Postby jollytiddlywink on Fri Nov 05, 2010 7:26 pm

I'm going to lay out a few premises to work from before I lay out my thoughts.
We are all working, it seems, on the premise that the right to vote is central to a democratic society.
I will add to this the following:
1. Freedom (habius corpus, free speech, freedom of religion, etc) is central to our society.
2. Depriving anyone of part of their rights is undesirable, and might lead to depriving them (or others) of more rights.
3. Any effort to deprive anyone of any rights is therefore to be approached with extreme caution.

That said, I do not think that absolutely everyone should have the right to vote. I do not know exactly what the law currently states about depriving prisoners of voting rights, but I do know that prisoners have, by definition, been deprived of their freedom by process of law. In other words, what they have done is commonly understood to be serious enough to justify depriving them of one of the central pillars of our society for a period of time. This establishes the principle that certain things warrant the removal of certain rights of citizenship.

#### What you need to do:
1. In the forum post on voting rights, what does the writer say prisoners have been deprived of by process of law?
2. Transcribe the forum post on voting rights, beginning at the words "2. Depriving anyone" and stopping after "with extreme caution.".
3. Write the next part of the forum post on voting rights, picking up after its last sentence.
The lines after this point are separate material and have no connection to the forum post.

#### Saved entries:
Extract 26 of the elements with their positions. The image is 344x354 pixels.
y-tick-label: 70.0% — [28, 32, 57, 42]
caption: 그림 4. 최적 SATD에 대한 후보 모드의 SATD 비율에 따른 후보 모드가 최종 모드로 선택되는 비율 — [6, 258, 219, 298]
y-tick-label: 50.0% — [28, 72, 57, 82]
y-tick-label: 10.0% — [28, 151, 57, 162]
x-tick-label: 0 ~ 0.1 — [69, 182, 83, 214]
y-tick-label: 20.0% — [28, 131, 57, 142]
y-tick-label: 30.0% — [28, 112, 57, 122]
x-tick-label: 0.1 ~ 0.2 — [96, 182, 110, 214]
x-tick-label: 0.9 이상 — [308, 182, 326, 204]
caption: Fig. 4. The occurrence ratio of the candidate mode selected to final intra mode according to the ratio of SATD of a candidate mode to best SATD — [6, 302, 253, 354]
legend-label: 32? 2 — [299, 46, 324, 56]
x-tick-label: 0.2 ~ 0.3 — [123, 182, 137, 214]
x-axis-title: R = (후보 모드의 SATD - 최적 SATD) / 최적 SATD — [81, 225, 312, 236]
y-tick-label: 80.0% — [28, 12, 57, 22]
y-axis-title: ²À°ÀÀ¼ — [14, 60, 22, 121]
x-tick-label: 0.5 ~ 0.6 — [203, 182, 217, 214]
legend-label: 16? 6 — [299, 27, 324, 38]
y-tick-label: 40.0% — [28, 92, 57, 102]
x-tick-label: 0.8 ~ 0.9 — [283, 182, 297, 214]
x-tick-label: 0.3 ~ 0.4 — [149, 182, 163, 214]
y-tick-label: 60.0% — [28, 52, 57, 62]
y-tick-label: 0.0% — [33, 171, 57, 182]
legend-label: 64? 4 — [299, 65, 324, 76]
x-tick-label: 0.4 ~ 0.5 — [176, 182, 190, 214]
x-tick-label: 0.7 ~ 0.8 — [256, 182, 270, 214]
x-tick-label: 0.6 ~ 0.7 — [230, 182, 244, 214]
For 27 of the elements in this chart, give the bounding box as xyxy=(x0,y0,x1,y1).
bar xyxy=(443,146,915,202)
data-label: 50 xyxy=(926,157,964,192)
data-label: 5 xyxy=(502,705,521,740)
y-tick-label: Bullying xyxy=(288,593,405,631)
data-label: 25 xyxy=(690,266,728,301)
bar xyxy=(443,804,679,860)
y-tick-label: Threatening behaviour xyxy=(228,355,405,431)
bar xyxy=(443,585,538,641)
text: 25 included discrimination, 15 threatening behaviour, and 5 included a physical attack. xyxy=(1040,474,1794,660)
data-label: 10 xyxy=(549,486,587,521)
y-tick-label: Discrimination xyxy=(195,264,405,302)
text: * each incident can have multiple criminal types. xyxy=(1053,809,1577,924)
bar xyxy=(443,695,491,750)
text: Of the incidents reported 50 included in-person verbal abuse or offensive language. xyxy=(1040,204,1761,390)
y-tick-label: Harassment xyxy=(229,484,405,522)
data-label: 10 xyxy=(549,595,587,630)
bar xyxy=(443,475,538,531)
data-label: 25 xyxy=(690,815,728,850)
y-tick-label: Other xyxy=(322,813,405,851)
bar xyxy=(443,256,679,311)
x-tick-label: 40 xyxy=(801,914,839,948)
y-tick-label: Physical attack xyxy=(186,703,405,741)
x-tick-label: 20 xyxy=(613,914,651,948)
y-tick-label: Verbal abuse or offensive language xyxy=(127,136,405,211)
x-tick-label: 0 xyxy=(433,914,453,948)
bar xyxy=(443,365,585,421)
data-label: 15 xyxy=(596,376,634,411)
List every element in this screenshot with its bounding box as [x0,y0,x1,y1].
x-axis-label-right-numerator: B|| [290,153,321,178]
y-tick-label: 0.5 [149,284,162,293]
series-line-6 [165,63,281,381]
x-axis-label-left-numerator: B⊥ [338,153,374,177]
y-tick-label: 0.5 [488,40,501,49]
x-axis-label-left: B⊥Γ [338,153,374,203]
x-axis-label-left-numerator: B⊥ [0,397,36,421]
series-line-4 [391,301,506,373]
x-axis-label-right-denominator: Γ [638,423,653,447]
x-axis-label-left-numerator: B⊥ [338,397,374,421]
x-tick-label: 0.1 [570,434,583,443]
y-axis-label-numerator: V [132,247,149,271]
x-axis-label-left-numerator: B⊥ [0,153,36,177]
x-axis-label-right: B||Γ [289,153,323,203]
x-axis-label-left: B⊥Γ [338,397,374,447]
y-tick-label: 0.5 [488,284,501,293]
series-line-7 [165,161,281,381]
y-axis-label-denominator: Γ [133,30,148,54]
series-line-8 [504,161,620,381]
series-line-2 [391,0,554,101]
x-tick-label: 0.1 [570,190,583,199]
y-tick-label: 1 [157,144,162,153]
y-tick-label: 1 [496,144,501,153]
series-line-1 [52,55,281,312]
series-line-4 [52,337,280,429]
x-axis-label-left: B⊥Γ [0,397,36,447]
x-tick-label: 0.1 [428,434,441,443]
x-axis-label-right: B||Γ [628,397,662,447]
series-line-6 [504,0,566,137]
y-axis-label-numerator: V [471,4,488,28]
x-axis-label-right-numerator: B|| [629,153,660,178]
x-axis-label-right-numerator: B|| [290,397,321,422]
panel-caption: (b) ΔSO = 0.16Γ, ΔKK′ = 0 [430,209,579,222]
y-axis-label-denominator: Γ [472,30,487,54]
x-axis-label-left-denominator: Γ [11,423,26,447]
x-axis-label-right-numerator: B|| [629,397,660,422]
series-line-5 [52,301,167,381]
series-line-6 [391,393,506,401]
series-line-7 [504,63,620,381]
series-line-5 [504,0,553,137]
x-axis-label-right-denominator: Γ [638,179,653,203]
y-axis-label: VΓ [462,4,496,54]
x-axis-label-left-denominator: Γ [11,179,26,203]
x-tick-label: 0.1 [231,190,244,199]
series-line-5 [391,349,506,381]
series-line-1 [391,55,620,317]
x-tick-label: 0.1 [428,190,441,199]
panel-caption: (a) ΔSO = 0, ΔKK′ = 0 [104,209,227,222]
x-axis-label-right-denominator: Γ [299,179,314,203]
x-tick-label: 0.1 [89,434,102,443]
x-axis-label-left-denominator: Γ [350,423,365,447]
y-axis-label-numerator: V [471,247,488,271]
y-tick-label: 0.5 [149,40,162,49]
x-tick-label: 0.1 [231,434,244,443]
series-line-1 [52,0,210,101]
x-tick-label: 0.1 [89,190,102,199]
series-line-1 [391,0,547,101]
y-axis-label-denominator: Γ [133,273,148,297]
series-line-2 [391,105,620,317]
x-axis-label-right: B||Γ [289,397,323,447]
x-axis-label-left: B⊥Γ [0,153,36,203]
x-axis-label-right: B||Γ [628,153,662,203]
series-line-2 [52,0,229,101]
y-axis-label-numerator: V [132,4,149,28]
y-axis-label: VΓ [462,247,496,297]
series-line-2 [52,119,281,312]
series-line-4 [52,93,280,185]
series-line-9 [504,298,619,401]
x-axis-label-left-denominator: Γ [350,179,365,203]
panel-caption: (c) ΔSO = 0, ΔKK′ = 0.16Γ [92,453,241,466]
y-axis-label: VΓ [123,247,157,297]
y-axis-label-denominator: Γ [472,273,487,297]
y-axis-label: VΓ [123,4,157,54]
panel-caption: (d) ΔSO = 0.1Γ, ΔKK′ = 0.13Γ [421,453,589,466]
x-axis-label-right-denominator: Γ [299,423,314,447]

#### Numbered responses:
1. Their freedom.

2.
2. Depriving anyone of part of their rights is undesirable, and might lead to depriving them (or others) of more rights.
3. Any effort to deprive anyone of any rights is therefore to be approached with extreme caution.

3.
From this, I think it would be difficult to suggest that *no* crime warrants having the vote removed. Consider, for example, a man convicted of treason. I think it would be perfectly reasonable to deprive that man of his right to vote as well as his freedom. You may well object that I have picked the extreme example. Indeed I have, but I think it establishes a baseline to work from. I agree with the objections that drawing the line is a difficult business, but I do no agree that because it would be difficult, it would be better not to draw the line at all. We have, after all, already drawn a line about where, when, and how people may be deprived of their freedom.

We might suggest that what were formerly capital crimes might warrant loss of the vote. Murder and treason, in other words. Some people might care to expand it somewhat to include violent crimes, or perhaps violent crimes with a long sentence (punching someone in a drunken pub fight lets you keep the vote, but raping someone costs you your freedom and your vote).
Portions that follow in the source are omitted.